**DATASET RECORDS:**
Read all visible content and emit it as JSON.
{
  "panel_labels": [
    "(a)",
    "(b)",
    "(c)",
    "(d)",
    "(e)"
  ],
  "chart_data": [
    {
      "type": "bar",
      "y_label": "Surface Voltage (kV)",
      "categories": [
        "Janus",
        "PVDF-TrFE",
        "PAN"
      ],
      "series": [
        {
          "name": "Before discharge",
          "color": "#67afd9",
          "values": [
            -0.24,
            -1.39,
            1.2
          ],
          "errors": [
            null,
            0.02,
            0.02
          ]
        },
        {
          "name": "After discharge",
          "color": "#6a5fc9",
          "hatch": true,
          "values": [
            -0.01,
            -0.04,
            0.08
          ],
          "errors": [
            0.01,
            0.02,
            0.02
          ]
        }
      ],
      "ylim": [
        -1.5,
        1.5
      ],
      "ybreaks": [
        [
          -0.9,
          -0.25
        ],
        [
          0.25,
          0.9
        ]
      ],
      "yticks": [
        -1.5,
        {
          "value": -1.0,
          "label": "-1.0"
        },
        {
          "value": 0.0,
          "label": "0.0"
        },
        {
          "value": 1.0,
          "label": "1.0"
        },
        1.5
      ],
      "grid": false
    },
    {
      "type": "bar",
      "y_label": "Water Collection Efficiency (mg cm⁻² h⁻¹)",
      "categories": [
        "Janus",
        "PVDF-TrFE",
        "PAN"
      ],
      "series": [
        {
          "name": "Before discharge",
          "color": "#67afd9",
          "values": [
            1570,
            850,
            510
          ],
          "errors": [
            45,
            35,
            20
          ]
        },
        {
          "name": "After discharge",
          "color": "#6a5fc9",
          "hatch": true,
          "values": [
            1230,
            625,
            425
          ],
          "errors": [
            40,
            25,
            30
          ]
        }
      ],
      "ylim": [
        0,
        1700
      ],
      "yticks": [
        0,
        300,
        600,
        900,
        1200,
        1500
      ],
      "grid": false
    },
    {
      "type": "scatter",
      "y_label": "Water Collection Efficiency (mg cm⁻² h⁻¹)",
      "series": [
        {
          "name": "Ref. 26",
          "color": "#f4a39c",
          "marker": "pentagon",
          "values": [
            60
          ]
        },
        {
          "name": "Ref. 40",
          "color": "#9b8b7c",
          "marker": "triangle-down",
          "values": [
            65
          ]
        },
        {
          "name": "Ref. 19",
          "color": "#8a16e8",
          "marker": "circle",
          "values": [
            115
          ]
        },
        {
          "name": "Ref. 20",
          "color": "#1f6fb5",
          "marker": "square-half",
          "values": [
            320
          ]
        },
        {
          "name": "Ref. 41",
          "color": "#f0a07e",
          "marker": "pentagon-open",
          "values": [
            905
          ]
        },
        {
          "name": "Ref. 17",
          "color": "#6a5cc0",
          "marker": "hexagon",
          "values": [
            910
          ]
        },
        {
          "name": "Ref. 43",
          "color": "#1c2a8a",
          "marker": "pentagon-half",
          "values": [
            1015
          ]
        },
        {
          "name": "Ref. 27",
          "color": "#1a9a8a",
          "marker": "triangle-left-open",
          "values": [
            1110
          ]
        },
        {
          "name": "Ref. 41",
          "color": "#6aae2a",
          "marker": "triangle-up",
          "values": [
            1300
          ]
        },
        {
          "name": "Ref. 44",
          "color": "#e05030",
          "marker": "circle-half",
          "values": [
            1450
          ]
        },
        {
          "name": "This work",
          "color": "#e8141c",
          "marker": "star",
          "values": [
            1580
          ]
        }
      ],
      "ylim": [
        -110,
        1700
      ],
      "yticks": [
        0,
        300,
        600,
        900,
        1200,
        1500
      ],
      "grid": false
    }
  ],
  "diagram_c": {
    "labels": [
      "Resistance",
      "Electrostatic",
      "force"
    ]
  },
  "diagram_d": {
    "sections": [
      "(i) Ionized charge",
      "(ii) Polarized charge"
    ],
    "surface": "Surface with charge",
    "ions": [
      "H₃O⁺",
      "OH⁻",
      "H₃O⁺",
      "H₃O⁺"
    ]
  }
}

**TASK INSTRUCTIONS:** Write every line of the material above again, exactly.

**EXERCISE SOLUTION:**
Read all visible content and emit it as JSON.
{
  "panel_labels": [
    "(a)",
    "(b)",
    "(c)",
    "(d)",
    "(e)"
  ],
  "chart_data": [
    {
      "type": "bar",
      "y_label": "Surface Voltage (kV)",
      "categories": [
        "Janus",
        "PVDF-TrFE",
        "PAN"
      ],
      "series": [
        {
          "name": "Before discharge",
          "color": "#67afd9",
          "values": [
            -0.24,
            -1.39,
            1.2
          ],
          "errors": [
            null,
            0.02,
            0.02
          ]
        },
        {
          "name": "After discharge",
          "color": "#6a5fc9",
          "hatch": true,
          "values": [
            -0.01,
            -0.04,
            0.08
          ],
          "errors": [
            0.01,
            0.02,
            0.02
          ]
        }
      ],
      "ylim": [
        -1.5,
        1.5
      ],
      "ybreaks": [
        [
          -0.9,
          -0.25
        ],
        [
          0.25,
          0.9
        ]
      ],
      "yticks": [
        -1.5,
        {
          "value": -1.0,
          "label": "-1.0"
        },
        {
          "value": 0.0,
          "label": "0.0"
        },
        {
          "value": 1.0,
          "label": "1.0"
        },
        1.5
      ],
      "grid": false
    },
    {
      "type": "bar",
      "y_label": "Water Collection Efficiency (mg cm⁻² h⁻¹)",
      "categories": [
        "Janus",
        "PVDF-TrFE",
        "PAN"
      ],
      "series": [
        {
          "name": "Before discharge",
          "color": "#67afd9",
          "values": [
            1570,
            850,
            510
          ],
          "errors": [
            45,
            35,
            20
          ]
        },
        {
          "name": "After discharge",
          "color": "#6a5fc9",
          "hatch": true,
          "values": [
            1230,
            625,
            425
          ],
          "errors": [
            40,
            25,
            30
          ]
        }
      ],
      "ylim": [
        0,
        1700
      ],
      "yticks": [
        0,
        300,
        600,
        900,
        1200,
        1500
      ],
      "grid": false
    },
    {
      "type": "scatter",
      "y_label": "Water Collection Efficiency (mg cm⁻² h⁻¹)",
      "series": [
        {
          "name": "Ref. 26",
          "color": "#f4a39c",
          "marker": "pentagon",
          "values": [
            60
          ]
        },
        {
          "name": "Ref. 40",
          "color": "#9b8b7c",
          "marker": "triangle-down",
          "values": [
            65
          ]
        },
        {
          "name": "Ref. 19",
          "color": "#8a16e8",
          "marker": "circle",
          "values": [
            115
          ]
        },
        {
          "name": "Ref. 20",
          "color": "#1f6fb5",
          "marker": "square-half",
          "values": [
            320
          ]
        },
        {
          "name": "Ref. 41",
          "color": "#f0a07e",
          "marker": "pentagon-open",
          "values": [
            905
          ]
        },
        {
          "name": "Ref. 17",
          "color": "#6a5cc0",
          "marker": "hexagon",
          "values": [
            910
          ]
        },
        {
          "name": "Ref. 43",
          "color": "#1c2a8a",
          "marker": "pentagon-half",
          "values": [
            1015
          ]
        },
        {
          "name": "Ref. 27",
          "color": "#1a9a8a",
          "marker": "triangle-left-open",
          "values": [
            1110
          ]
        },
        {
          "name": "Ref. 41",
          "color": "#6aae2a",
          "marker": "triangle-up",
          "values": [
            1300
          ]
        },
        {
          "name": "Ref. 44",
          "color": "#e05030",
          "marker": "circle-half",
          "values": [
            1450
          ]
        },
        {
          "name": "This work",
          "color": "#e8141c",
          "marker": "star",
          "values": [
            1580
          ]
        }
      ],
      "ylim": [
        -110,
        1700
      ],
      "yticks": [
        0,
        300,
        600,
        900,
        1200,
        1500
      ],
      "grid": false
    }
  ],
  "diagram_c": {
    "labels": [
      "Resistance",
      "Electrostatic",
      "force"
    ]
  },
  "diagram_d": {
    "sections": [
      "(i) Ionized charge",
      "(ii) Polarized charge"
    ],
    "surface": "Surface with charge",
    "ions": [
      "H₃O⁺",
      "OH⁻",
      "H₃O⁺",
      "H₃O⁺"
    ]
  }
}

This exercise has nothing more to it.